### What is needed
Verbatim output of all the material below is required.

### Items from a figure collection

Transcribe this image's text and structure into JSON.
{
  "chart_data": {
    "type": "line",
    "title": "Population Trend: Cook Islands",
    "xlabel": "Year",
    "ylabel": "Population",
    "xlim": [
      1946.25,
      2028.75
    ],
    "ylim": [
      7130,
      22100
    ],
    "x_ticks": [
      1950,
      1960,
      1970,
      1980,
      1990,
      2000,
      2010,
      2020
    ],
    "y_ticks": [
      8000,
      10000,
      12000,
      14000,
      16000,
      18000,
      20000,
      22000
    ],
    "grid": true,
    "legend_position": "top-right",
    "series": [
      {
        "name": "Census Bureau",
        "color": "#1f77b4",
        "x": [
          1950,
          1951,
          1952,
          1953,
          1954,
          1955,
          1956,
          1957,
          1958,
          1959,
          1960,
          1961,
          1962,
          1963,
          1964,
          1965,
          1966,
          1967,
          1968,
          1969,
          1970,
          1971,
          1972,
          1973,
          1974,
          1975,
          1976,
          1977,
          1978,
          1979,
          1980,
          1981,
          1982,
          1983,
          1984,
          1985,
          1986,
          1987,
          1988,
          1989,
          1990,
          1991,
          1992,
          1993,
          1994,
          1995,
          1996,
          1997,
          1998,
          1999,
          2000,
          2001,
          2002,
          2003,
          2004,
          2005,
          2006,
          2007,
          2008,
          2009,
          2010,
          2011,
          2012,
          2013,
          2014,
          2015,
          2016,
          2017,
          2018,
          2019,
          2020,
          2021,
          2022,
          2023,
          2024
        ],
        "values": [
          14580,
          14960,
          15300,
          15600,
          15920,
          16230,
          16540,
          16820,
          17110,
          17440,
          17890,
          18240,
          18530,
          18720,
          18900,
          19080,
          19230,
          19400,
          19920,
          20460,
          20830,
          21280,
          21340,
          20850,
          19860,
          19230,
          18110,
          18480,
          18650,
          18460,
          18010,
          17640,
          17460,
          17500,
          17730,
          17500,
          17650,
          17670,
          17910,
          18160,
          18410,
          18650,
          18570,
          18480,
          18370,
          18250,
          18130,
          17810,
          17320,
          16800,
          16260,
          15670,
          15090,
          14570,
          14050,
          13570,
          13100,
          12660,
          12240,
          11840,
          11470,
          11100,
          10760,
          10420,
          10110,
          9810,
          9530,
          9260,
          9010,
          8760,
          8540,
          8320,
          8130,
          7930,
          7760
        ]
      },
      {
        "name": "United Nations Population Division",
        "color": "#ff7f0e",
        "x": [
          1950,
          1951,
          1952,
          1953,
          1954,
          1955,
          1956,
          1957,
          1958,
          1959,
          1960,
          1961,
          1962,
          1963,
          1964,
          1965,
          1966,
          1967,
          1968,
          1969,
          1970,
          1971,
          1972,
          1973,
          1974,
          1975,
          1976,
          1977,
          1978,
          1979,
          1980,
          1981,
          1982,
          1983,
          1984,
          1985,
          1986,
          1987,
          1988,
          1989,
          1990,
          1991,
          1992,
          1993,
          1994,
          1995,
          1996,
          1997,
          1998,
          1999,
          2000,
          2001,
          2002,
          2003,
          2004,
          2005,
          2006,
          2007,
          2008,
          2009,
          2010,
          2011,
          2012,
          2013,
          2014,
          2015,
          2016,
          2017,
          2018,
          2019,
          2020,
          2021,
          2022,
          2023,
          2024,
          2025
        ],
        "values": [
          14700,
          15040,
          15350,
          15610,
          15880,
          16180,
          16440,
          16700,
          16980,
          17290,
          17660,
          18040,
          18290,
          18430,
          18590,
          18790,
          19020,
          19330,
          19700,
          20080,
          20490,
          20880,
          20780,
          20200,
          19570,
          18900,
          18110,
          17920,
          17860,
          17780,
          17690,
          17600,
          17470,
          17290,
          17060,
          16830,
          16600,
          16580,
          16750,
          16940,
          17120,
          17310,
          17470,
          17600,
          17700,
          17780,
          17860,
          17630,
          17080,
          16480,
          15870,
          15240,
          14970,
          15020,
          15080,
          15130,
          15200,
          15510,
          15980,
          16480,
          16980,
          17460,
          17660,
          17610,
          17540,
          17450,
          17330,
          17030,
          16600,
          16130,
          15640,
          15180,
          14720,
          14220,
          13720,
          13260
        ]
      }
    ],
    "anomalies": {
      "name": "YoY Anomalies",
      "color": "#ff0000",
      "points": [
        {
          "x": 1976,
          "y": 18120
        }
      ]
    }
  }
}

### Answer in full
Transcribe this image's text and structure into JSON.
{
  "chart_data": {
    "type": "line",
    "title": "Population Trend: Cook Islands",
    "xlabel": "Year",
    "ylabel": "Population",
    "xlim": [
      1946.25,
      2028.75
    ],
    "ylim": [
      7130,
      22100
    ],
    "x_ticks": [
      1950,
      1960,
      1970,
      1980,
      1990,
      2000,
      2010,
      2020
    ],
    "y_ticks": [
      8000,
      10000,
      12000,
      14000,
      16000,
      18000,
      20000,
      22000
    ],
    "grid": true,
    "legend_position": "top-right",
    "series": [
      {
        "name": "Census Bureau",
        "color": "#1f77b4",
        "x": [
          1950,
          1951,
          1952,
          1953,
          1954,
          1955,
          1956,
          1957,
          1958,
          1959,
          1960,
          1961,
          1962,
          1963,
          1964,
          1965,
          1966,
          1967,
          1968,
          1969,
          1970,
          1971,
          1972,
          1973,
          1974,
          1975,
          1976,
          1977,
          1978,
          1979,
          1980,
          1981,
          1982,
          1983,
          1984,
          1985,
          1986,
          1987,
          1988,
          1989,
          1990,
          1991,
          1992,
          1993,
          1994,
          1995,
          1996,
          1997,
          1998,
          1999,
          2000,
          2001,
          2002,
          2003,
          2004,
          2005,
          2006,
          2007,
          2008,
          2009,
          2010,
          2011,
          2012,
          2013,
          2014,
          2015,
          2016,
          2017,
          2018,
          2019,
          2020,
          2021,
          2022,
          2023,
          2024
        ],
        "values": [
          14580,
          14960,
          15300,
          15600,
          15920,
          16230,
          16540,
          16820,
          17110,
          17440,
          17890,
          18240,
          18530,
          18720,
          18900,
          19080,
          19230,
          19400,
          19920,
          20460,
          20830,
          21280,
          21340,
          20850,
          19860,
          19230,
          18110,
          18480,
          18650,
          18460,
          18010,
          17640,
          17460,
          17500,
          17730,
          17500,
          17650,
          17670,
          17910,
          18160,
          18410,
          18650,
          18570,
          18480,
          18370,
          18250,
          18130,
          17810,
          17320,
          16800,
          16260,
          15670,
          15090,
          14570,
          14050,
          13570,
          13100,
          12660,
          12240,
          11840,
          11470,
          11100,
          10760,
          10420,
          10110,
          9810,
          9530,
          9260,
          9010,
          8760,
          8540,
          8320,
          8130,
          7930,
          7760
        ]
      },
      {
        "name": "United Nations Population Division",
        "color": "#ff7f0e",
        "x": [
          1950,
          1951,
          1952,
          1953,
          1954,
          1955,
          1956,
          1957,
          1958,
          1959,
          1960,
          1961,
          1962,
          1963,
          1964,
          1965,
          1966,
          1967,
          1968,
          1969,
          1970,
          1971,
          1972,
          1973,
          1974,
          1975,
          1976,
          1977,
          1978,
          1979,
          1980,
          1981,
          1982,
          1983,
          1984,
          1985,
          1986,
          1987,
          1988,
          1989,
          1990,
          1991,
          1992,
          1993,
          1994,
          1995,
          1996,
          1997,
          1998,
          1999,
          2000,
          2001,
          2002,
          2003,
          2004,
          2005,
          2006,
          2007,
          2008,
          2009,
          2010,
          2011,
          2012,
          2013,
          2014,
          2015,
          2016,
          2017,
          2018,
          2019,
          2020,
          2021,
          2022,
          2023,
          2024,
          2025
        ],
        "values": [
          14700,
          15040,
          15350,
          15610,
          15880,
          16180,
          16440,
          16700,
          16980,
          17290,
          17660,
          18040,
          18290,
          18430,
          18590,
          18790,
          19020,
          19330,
          19700,
          20080,
          20490,
          20880,
          20780,
          20200,
          19570,
          18900,
          18110,
          17920,
          17860,
          17780,
          17690,
          17600,
          17470,
          17290,
          17060,
          16830,
          16600,
          16580,
          16750,
          16940,
          17120,
          17310,
          17470,
          17600,
          17700,
          17780,
          17860,
          17630,
          17080,
          16480,
          15870,
          15240,
          14970,
          15020,
          15080,
          15130,
          15200,
          15510,
          15980,
          16480,
          16980,
          17460,
          17660,
          17610,
          17540,
          17450,
          17330,
          17030,
          16600,
          16130,
          15640,
          15180,
          14720,
          14220,
          13720,
          13260
        ]
      }
    ],
    "anomalies": {
      "name": "YoY Anomalies",
      "color": "#ff0000",
      "points": [
        {
          "x": 1976,
          "y": 18120
        }
      ]
    }
  }
}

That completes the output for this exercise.